[STATED EXERCISE]
The records below need retyping in full; give them again exactly.

[Stored data entries]

======

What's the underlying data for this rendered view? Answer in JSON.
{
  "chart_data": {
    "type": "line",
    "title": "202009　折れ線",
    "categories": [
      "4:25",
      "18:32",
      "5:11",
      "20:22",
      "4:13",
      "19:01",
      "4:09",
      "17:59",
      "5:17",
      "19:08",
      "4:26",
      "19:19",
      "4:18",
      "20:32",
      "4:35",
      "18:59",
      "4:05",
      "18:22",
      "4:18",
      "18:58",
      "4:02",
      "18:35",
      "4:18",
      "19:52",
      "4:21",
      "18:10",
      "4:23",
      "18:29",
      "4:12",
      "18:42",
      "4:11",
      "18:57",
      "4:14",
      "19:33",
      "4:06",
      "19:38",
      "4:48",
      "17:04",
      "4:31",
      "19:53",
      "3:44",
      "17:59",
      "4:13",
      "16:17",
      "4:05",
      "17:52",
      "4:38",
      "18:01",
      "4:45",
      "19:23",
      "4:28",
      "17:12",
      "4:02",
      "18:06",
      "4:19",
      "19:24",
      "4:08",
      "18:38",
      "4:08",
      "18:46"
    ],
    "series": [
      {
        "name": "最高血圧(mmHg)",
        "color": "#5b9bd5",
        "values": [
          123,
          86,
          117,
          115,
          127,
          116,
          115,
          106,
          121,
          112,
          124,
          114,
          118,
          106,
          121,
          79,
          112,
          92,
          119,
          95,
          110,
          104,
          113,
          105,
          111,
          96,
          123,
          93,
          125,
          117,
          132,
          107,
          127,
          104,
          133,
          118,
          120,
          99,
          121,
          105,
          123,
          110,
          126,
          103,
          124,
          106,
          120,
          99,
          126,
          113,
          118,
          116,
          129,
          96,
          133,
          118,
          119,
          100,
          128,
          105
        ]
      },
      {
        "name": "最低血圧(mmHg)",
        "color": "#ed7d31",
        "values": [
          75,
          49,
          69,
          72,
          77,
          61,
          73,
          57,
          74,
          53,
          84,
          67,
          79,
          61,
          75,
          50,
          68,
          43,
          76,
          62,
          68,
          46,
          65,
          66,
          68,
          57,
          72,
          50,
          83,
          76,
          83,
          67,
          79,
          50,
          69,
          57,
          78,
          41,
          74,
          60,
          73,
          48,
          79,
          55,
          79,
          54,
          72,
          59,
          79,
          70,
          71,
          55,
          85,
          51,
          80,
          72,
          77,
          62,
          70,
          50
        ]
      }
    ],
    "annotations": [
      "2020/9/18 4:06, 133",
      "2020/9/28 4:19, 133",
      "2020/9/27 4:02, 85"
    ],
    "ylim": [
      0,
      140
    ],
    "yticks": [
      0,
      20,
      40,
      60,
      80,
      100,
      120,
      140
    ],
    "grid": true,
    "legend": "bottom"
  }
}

======

[SOLUTION]
What's the underlying data for this rendered view? Answer in JSON.
{
  "chart_data": {
    "type": "line",
    "title": "202009　折れ線",
    "categories": [
      "4:25",
      "18:32",
      "5:11",
      "20:22",
      "4:13",
      "19:01",
      "4:09",
      "17:59",
      "5:17",
      "19:08",
      "4:26",
      "19:19",
      "4:18",
      "20:32",
      "4:35",
      "18:59",
      "4:05",
      "18:22",
      "4:18",
      "18:58",
      "4:02",
      "18:35",
      "4:18",
      "19:52",
      "4:21",
      "18:10",
      "4:23",
      "18:29",
      "4:12",
      "18:42",
      "4:11",
      "18:57",
      "4:14",
      "19:33",
      "4:06",
      "19:38",
      "4:48",
      "17:04",
      "4:31",
      "19:53",
      "3:44",
      "17:59",
      "4:13",
      "16:17",
      "4:05",
      "17:52",
      "4:38",
      "18:01",
      "4:45",
      "19:23",
      "4:28",
      "17:12",
      "4:02",
      "18:06",
      "4:19",
      "19:24",
      "4:08",
      "18:38",
      "4:08",
      "18:46"
    ],
    "series": [
      {
        "name": "最高血圧(mmHg)",
        "color": "#5b9bd5",
        "values": [
          123,
          86,
          117,
          115,
          127,
          116,
          115,
          106,
          121,
          112,
          124,
          114,
          118,
          106,
          121,
          79,
          112,
          92,
          119,
          95,
          110,
          104,
          113,
          105,
          111,
          96,
          123,
          93,
          125,
          117,
          132,
          107,
          127,
          104,
          133,
          118,
          120,
          99,
          121,
          105,
          123,
          110,
          126,
          103,
          124,
          106,
          120,
          99,
          126,
          113,
          118,
          116,
          129,
          96,
          133,
          118,
          119,
          100,
          128,
          105
        ]
      },
      {
        "name": "最低血圧(mmHg)",
        "color": "#ed7d31",
        "values": [
          75,
          49,
          69,
          72,
          77,
          61,
          73,
          57,
          74,
          53,
          84,
          67,
          79,
          61,
          75,
          50,
          68,
          43,
          76,
          62,
          68,
          46,
          65,
          66,
          68,
          57,
          72,
          50,
          83,
          76,
          83,
          67,
          79,
          50,
          69,
          57,
          78,
          41,
          74,
          60,
          73,
          48,
          79,
          55,
          79,
          54,
          72,
          59,
          79,
          70,
          71,
          55,
          85,
          51,
          80,
          72,
          77,
          62,
          70,
          50
        ]
      }
    ],
    "annotations": [
      "2020/9/18 4:06, 133",
      "2020/9/28 4:19, 133",
      "2020/9/27 4:02, 85"
    ],
    "ylim": [
      0,
      140
    ],
    "yticks": [
      0,
      20,
      40,
      60,
      80,
      100,
      120,
      140
    ],
    "grid": true,
    "legend": "bottom"
  }
}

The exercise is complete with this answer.